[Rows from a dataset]
>> Start
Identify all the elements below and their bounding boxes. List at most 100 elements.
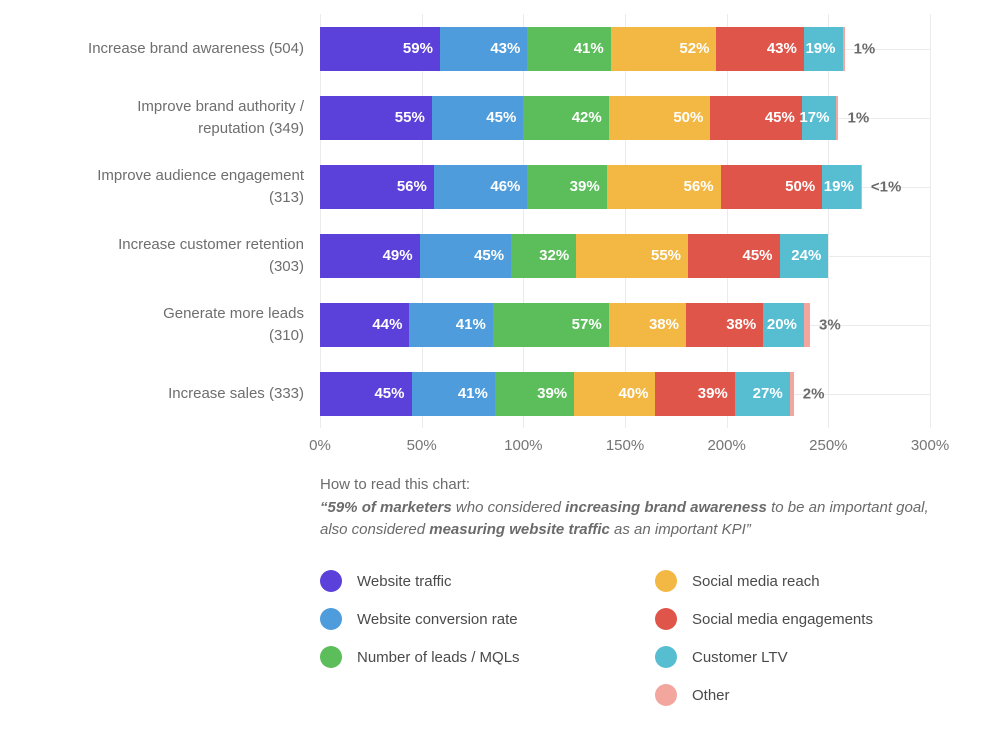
- x-axis-tick-label: 50%: [406, 437, 437, 454]
- segment-value-label: 39%: [537, 385, 568, 402]
- bar-segment: 43%: [439, 26, 528, 71]
- category-label: Increase sales (333): [168, 384, 304, 402]
- quote-bold-3: increasing brand awareness: [565, 498, 767, 516]
- gridline-vertical: [726, 14, 728, 428]
- quote-bold-5: measuring website traffic: [429, 520, 610, 538]
- segment-value-label: 24%: [791, 247, 822, 264]
- x-axis-tick-label: 150%: [605, 437, 645, 454]
- segment-value-label: 19%: [823, 178, 854, 195]
- bar-segment: 20%: [763, 302, 804, 347]
- legend-dot-icon: [320, 608, 342, 631]
- category-label: Improve brand authority / reputation (34…: [137, 97, 304, 137]
- bar-segment: 42%: [523, 95, 609, 140]
- bar-segment: 41%: [411, 371, 495, 416]
- segment-value-label: 50%: [785, 178, 816, 195]
- bar-segment: 40%: [574, 371, 656, 416]
- bar-row: 59% 43% 41% 52% 43% 19% 1%: [320, 14, 930, 83]
- legend-item-label: Website conversion rate: [357, 610, 518, 628]
- segment-value-label: 56%: [396, 178, 427, 195]
- bar-segment: [836, 95, 839, 140]
- x-axis-tick-label: 0%: [309, 437, 331, 454]
- legend-item-label: Website traffic: [357, 572, 452, 590]
- stacked-bar: 55% 45% 42% 50% 45% 17%: [320, 95, 930, 140]
- bar-segment: 43%: [716, 26, 804, 71]
- segment-value-label: 20%: [766, 316, 797, 333]
- segment-value-label: 57%: [571, 316, 602, 333]
- quote-bold-1: “59% of marketers: [320, 498, 452, 516]
- segment-value-label: 38%: [726, 316, 757, 333]
- bar-segment: 39%: [655, 371, 735, 416]
- legend-item: Social media reach: [655, 562, 955, 600]
- segment-value-label: 27%: [752, 385, 783, 402]
- bar-segment: 56%: [606, 164, 721, 209]
- bar-segment: 45%: [419, 233, 512, 278]
- bar-segment: [860, 164, 862, 209]
- category-label: Increase customer retention (303): [118, 235, 304, 275]
- bar-segment: 19%: [822, 164, 861, 209]
- bar-row: 44% 41% 57% 38% 38% 20% 3%: [320, 290, 930, 359]
- legend-dot-icon: [655, 684, 677, 707]
- stacked-bar: 45% 41% 39% 40% 39% 27%: [320, 371, 930, 416]
- category-label: Improve audience engagement (313): [97, 166, 304, 206]
- stacked-bar: 49% 45% 32% 55% 45% 24%: [320, 233, 930, 278]
- bar-outside-label: 1%: [853, 40, 876, 57]
- category-label: Generate more leads (310): [163, 304, 304, 344]
- bar-segment: 50%: [720, 164, 823, 209]
- bar-segment: 59%: [320, 26, 440, 71]
- bar-segment: 19%: [803, 26, 843, 71]
- bar-row: 56% 46% 39% 56% 50% 19% <1%: [320, 152, 930, 221]
- gridline-vertical: [625, 14, 626, 428]
- how-to-read-title: How to read this chart:: [320, 476, 471, 493]
- legend-column: Social media reach Social media engagemen…: [655, 562, 955, 714]
- segment-value-label: 45%: [764, 109, 795, 126]
- x-axis-tick-label: 100%: [504, 437, 543, 454]
- bar-outside-label: 2%: [802, 385, 825, 402]
- stacked-bar: 56% 46% 39% 56% 50% 19%: [320, 164, 930, 209]
- bar-segment: 50%: [608, 95, 711, 140]
- quote-text-2: who considered: [451, 498, 566, 516]
- category-labels: Increase brand awareness (504) Improve br…: [0, 14, 320, 428]
- stacked-bar: 59% 43% 41% 52% 43% 19%: [320, 26, 930, 71]
- bar-segment: 39%: [527, 164, 607, 209]
- bar-segment: 52%: [610, 26, 717, 71]
- segment-value-label: 45%: [474, 247, 505, 264]
- legend-item-label: Social media engagements: [692, 610, 873, 628]
- segment-value-label: 39%: [697, 385, 728, 402]
- bar-segment: 39%: [494, 371, 575, 416]
- segment-value-label: 50%: [673, 109, 704, 126]
- quote-text-6: as an important KPI”: [609, 520, 751, 538]
- legend-dot-icon: [655, 570, 677, 593]
- legend-item-label: Social media reach: [692, 572, 820, 590]
- bar-outside-label: 1%: [847, 109, 870, 126]
- legend-item-label: Number of leads / MQLs: [357, 648, 520, 666]
- gridline-vertical: [421, 14, 423, 428]
- bar-segment: 46%: [433, 164, 528, 209]
- bar-segment: 45%: [688, 233, 780, 278]
- legend-item: Website traffic: [320, 562, 655, 600]
- segment-value-label: 45%: [486, 109, 517, 126]
- quote-text-4: to be an important goal, also considered: [320, 498, 929, 538]
- x-axis-tick-label: 200%: [707, 437, 746, 454]
- bar-segment: [789, 371, 794, 416]
- bar-segment: 38%: [608, 302, 686, 347]
- legend: Website traffic Website conversion rate Nu…: [320, 562, 986, 714]
- gridline-vertical: [523, 14, 525, 428]
- bar-segment: 38%: [685, 302, 764, 347]
- gridline-vertical: [930, 14, 931, 428]
- bar-segment: 45%: [710, 95, 802, 140]
- segment-value-label: 52%: [679, 40, 710, 57]
- bar-segment: 55%: [320, 95, 432, 140]
- segment-value-label: 40%: [618, 385, 649, 402]
- segment-value-label: 43%: [490, 40, 521, 57]
- bar-segment: 49%: [320, 233, 420, 278]
- legend-dot-icon: [320, 570, 342, 593]
- bar-row: 55% 45% 42% 50% 45% 17% 1%: [320, 83, 930, 152]
- bar-segment: 45%: [320, 371, 412, 416]
- legend-dot-icon: [320, 646, 342, 669]
- segment-value-label: 41%: [455, 316, 486, 333]
- legend-item-label: Other: [692, 686, 730, 704]
- gridline-vertical: [828, 14, 830, 428]
- segment-value-label: 59%: [402, 40, 433, 57]
- bar-outside-label: <1%: [870, 178, 902, 195]
- legend-item: Customer LTV: [655, 638, 955, 676]
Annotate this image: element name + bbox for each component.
>> End
_EXERCISE BRIEF_
Copy every one of the records above word for word, omitting the pictures.

_OUTPUT FOR THIS EXERCISE_
Identify all the elements below and their bounding boxes. List at most 100 elements.
- x-axis-tick-label: 50%: [406, 437, 437, 454]
- segment-value-label: 39%: [537, 385, 568, 402]
- bar-segment: 43%: [439, 26, 528, 71]
- category-label: Increase sales (333): [168, 384, 304, 402]
- quote-bold-3: increasing brand awareness: [565, 498, 767, 516]
- gridline-vertical: [726, 14, 728, 428]
- quote-bold-5: measuring website traffic: [429, 520, 610, 538]
- segment-value-label: 24%: [791, 247, 822, 264]
- x-axis-tick-label: 150%: [605, 437, 645, 454]
- segment-value-label: 19%: [823, 178, 854, 195]
- bar-segment: 20%: [763, 302, 804, 347]
- legend-dot-icon: [320, 608, 342, 631]
- category-label: Improve brand authority / reputation (34…: [137, 97, 304, 137]
- bar-segment: 42%: [523, 95, 609, 140]
- bar-segment: 41%: [411, 371, 495, 416]
- segment-value-label: 50%: [785, 178, 816, 195]
- bar-segment: 40%: [574, 371, 656, 416]
- bar-row: 59% 43% 41% 52% 43% 19% 1%: [320, 14, 930, 83]
- legend-item-label: Website conversion rate: [357, 610, 518, 628]
- segment-value-label: 56%: [396, 178, 427, 195]
- bar-segment: [836, 95, 839, 140]
- x-axis-tick-label: 0%: [309, 437, 331, 454]
- legend-item-label: Website traffic: [357, 572, 452, 590]
- stacked-bar: 55% 45% 42% 50% 45% 17%: [320, 95, 930, 140]
- bar-segment: 43%: [716, 26, 804, 71]
- segment-value-label: 20%: [766, 316, 797, 333]
- segment-value-label: 57%: [571, 316, 602, 333]
- quote-bold-1: “59% of marketers: [320, 498, 452, 516]
- segment-value-label: 38%: [726, 316, 757, 333]
- bar-segment: 39%: [655, 371, 735, 416]
- legend-item: Social media reach: [655, 562, 955, 600]
- segment-value-label: 27%: [752, 385, 783, 402]
- bar-segment: 56%: [606, 164, 721, 209]
- bar-segment: 45%: [419, 233, 512, 278]
- bar-segment: [860, 164, 862, 209]
- category-label: Increase customer retention (303): [118, 235, 304, 275]
- bar-segment: 19%: [822, 164, 861, 209]
- bar-row: 44% 41% 57% 38% 38% 20% 3%: [320, 290, 930, 359]
- legend-dot-icon: [655, 684, 677, 707]
- stacked-bar: 45% 41% 39% 40% 39% 27%: [320, 371, 930, 416]
- category-label: Improve audience engagement (313): [97, 166, 304, 206]
- stacked-bar: 49% 45% 32% 55% 45% 24%: [320, 233, 930, 278]
- bar-outside-label: 1%: [853, 40, 876, 57]
- category-label: Generate more leads (310): [163, 304, 304, 344]
- bar-segment: 50%: [720, 164, 823, 209]
- bar-segment: 59%: [320, 26, 440, 71]
- bar-segment: 19%: [803, 26, 843, 71]
- bar-row: 56% 46% 39% 56% 50% 19% <1%: [320, 152, 930, 221]
- gridline-vertical: [625, 14, 626, 428]
- how-to-read-title: How to read this chart:: [320, 476, 471, 493]
- legend-column: Social media reach Social media engagemen…: [655, 562, 955, 714]
- segment-value-label: 45%: [764, 109, 795, 126]
- x-axis-tick-label: 100%: [504, 437, 543, 454]
- bar-outside-label: 2%: [802, 385, 825, 402]
- stacked-bar: 56% 46% 39% 56% 50% 19%: [320, 164, 930, 209]
- bar-segment: 50%: [608, 95, 711, 140]
- quote-text-2: who considered: [451, 498, 566, 516]
- category-labels: Increase brand awareness (504) Improve br…: [0, 14, 320, 428]
- stacked-bar: 59% 43% 41% 52% 43% 19%: [320, 26, 930, 71]
- bar-segment: 39%: [527, 164, 607, 209]
- bar-segment: 52%: [610, 26, 717, 71]
- segment-value-label: 45%: [474, 247, 505, 264]
- legend-item-label: Social media engagements: [692, 610, 873, 628]
- segment-value-label: 39%: [697, 385, 728, 402]
- bar-segment: 39%: [494, 371, 575, 416]
- segment-value-label: 50%: [673, 109, 704, 126]
- quote-text-6: as an important KPI”: [609, 520, 751, 538]
- legend-dot-icon: [655, 570, 677, 593]
- legend-item-label: Social media reach: [692, 572, 820, 590]
- bar-outside-label: 1%: [847, 109, 870, 126]
- legend-item-label: Number of leads / MQLs: [357, 648, 520, 666]
- gridline-vertical: [421, 14, 423, 428]
- bar-segment: 46%: [433, 164, 528, 209]
- bar-segment: 45%: [688, 233, 780, 278]
- legend-item: Website traffic: [320, 562, 655, 600]
- segment-value-label: 45%: [486, 109, 517, 126]
- quote-text-4: to be an important goal, also considered: [320, 498, 929, 538]
- x-axis-tick-label: 200%: [707, 437, 746, 454]
- bar-segment: [789, 371, 794, 416]
- bar-segment: 38%: [608, 302, 686, 347]
- legend: Website traffic Website conversion rate Nu…: [320, 562, 986, 714]
- gridline-vertical: [523, 14, 525, 428]
- bar-segment: 38%: [685, 302, 764, 347]
- gridline-vertical: [930, 14, 931, 428]
- bar-segment: 45%: [710, 95, 802, 140]
- segment-value-label: 52%: [679, 40, 710, 57]
- bar-segment: 55%: [320, 95, 432, 140]
- segment-value-label: 40%: [618, 385, 649, 402]
- segment-value-label: 43%: [490, 40, 521, 57]
- bar-segment: 49%: [320, 233, 420, 278]
- legend-dot-icon: [320, 570, 342, 593]
- bar-row: 55% 45% 42% 50% 45% 17% 1%: [320, 83, 930, 152]
- bar-segment: 45%: [320, 371, 412, 416]
- legend-dot-icon: [320, 646, 342, 669]
- segment-value-label: 41%: [455, 316, 486, 333]
- legend-item-label: Other: [692, 686, 730, 704]
- gridline-vertical: [828, 14, 830, 428]
- segment-value-label: 59%: [402, 40, 433, 57]
- bar-outside-label: <1%: [870, 178, 902, 195]
- legend-item: Customer LTV: [655, 638, 955, 676]
Annotate this image: element name + bbox for each component.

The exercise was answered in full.